[Data records]

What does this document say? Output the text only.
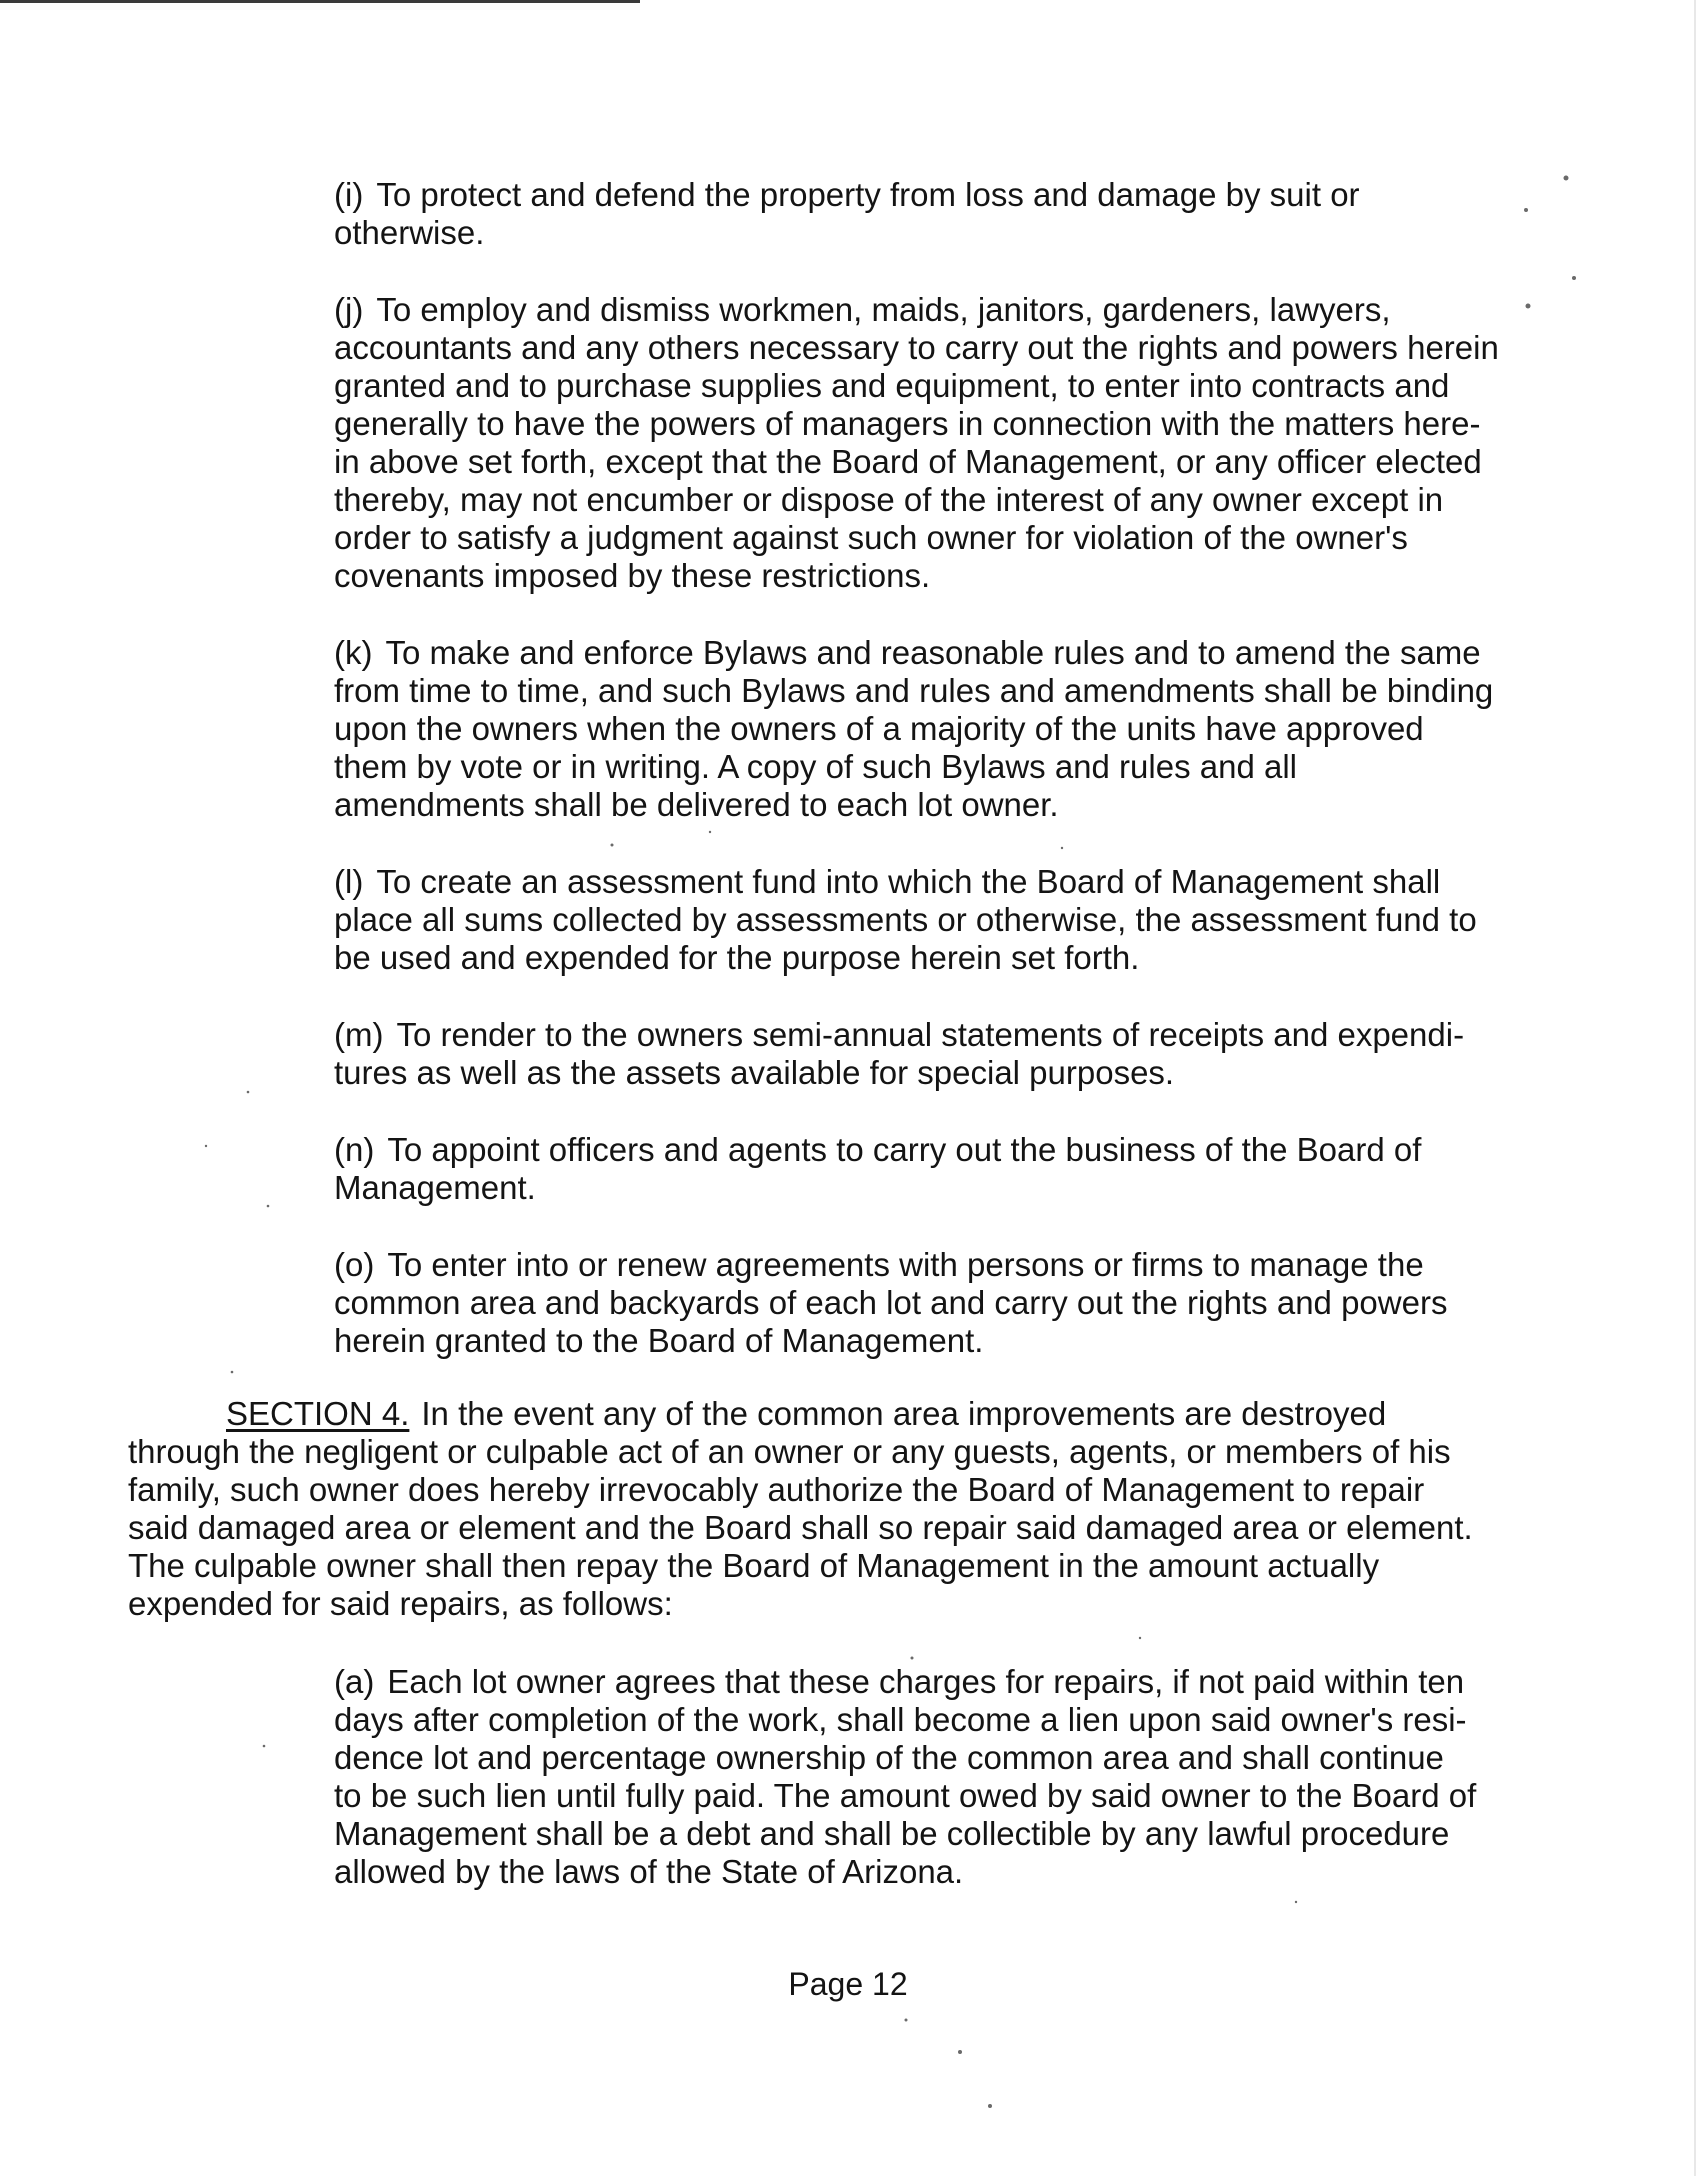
(i) To protect and defend the property from loss and damage by suit or
otherwise.
(j) To employ and dismiss workmen, maids, janitors, gardeners, lawyers,
accountants and any others necessary to carry out the rights and powers herein
granted and to purchase supplies and equipment, to enter into contracts and
generally to have the powers of managers in connection with the matters here-
in above set forth, except that the Board of Management, or any officer elected
thereby, may not encumber or dispose of the interest of any owner except in
order to satisfy a judgment against such owner for violation of the owner's
covenants imposed by these restrictions.
(k) To make and enforce Bylaws and reasonable rules and to amend the same
from time to time, and such Bylaws and rules and amendments shall be binding
upon the owners when the owners of a majority of the units have approved
them by vote or in writing. A copy of such Bylaws and rules and all
amendments shall be delivered to each lot owner.
(l) To create an assessment fund into which the Board of Management shall
place all sums collected by assessments or otherwise, the assessment fund to
be used and expended for the purpose herein set forth.
(m) To render to the owners semi-annual statements of receipts and expendi-
tures as well as the assets available for special purposes.
(n) To appoint officers and agents to carry out the business of the Board of
Management.
(o) To enter into or renew agreements with persons or firms to manage the
common area and backyards of each lot and carry out the rights and powers
herein granted to the Board of Management.
SECTION 4. In the event any of the common area improvements are destroyed
through the negligent or culpable act of an owner or any guests, agents, or members of his
family, such owner does hereby irrevocably authorize the Board of Management to repair
said damaged area or element and the Board shall so repair said damaged area or element.
The culpable owner shall then repay the Board of Management in the amount actually
expended for said repairs, as follows:
(a) Each lot owner agrees that these charges for repairs, if not paid within ten
days after completion of the work, shall become a lien upon said owner's resi-
dence lot and percentage ownership of the common area and shall continue
to be such lien until fully paid. The amount owed by said owner to the Board of
Management shall be a debt and shall be collectible by any lawful procedure
allowed by the laws of the State of Arizona.
Page 12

Task statement ->
Can you repeat every record above exactly, apart from the pictures?

Response to this exercise ->
What does this document say? Output the text only.
(i) To protect and defend the property from loss and damage by suit or
otherwise.
(j) To employ and dismiss workmen, maids, janitors, gardeners, lawyers,
accountants and any others necessary to carry out the rights and powers herein
granted and to purchase supplies and equipment, to enter into contracts and
generally to have the powers of managers in connection with the matters here-
in above set forth, except that the Board of Management, or any officer elected
thereby, may not encumber or dispose of the interest of any owner except in
order to satisfy a judgment against such owner for violation of the owner's
covenants imposed by these restrictions.
(k) To make and enforce Bylaws and reasonable rules and to amend the same
from time to time, and such Bylaws and rules and amendments shall be binding
upon the owners when the owners of a majority of the units have approved
them by vote or in writing. A copy of such Bylaws and rules and all
amendments shall be delivered to each lot owner.
(l) To create an assessment fund into which the Board of Management shall
place all sums collected by assessments or otherwise, the assessment fund to
be used and expended for the purpose herein set forth.
(m) To render to the owners semi-annual statements of receipts and expendi-
tures as well as the assets available for special purposes.
(n) To appoint officers and agents to carry out the business of the Board of
Management.
(o) To enter into or renew agreements with persons or firms to manage the
common area and backyards of each lot and carry out the rights and powers
herein granted to the Board of Management.
SECTION 4. In the event any of the common area improvements are destroyed
through the negligent or culpable act of an owner or any guests, agents, or members of his
family, such owner does hereby irrevocably authorize the Board of Management to repair
said damaged area or element and the Board shall so repair said damaged area or element.
The culpable owner shall then repay the Board of Management in the amount actually
expended for said repairs, as follows:
(a) Each lot owner agrees that these charges for repairs, if not paid within ten
days after completion of the work, shall become a lien upon said owner's resi-
dence lot and percentage ownership of the common area and shall continue
to be such lien until fully paid. The amount owed by said owner to the Board of
Management shall be a debt and shall be collectible by any lawful procedure
allowed by the laws of the State of Arizona.
Page 12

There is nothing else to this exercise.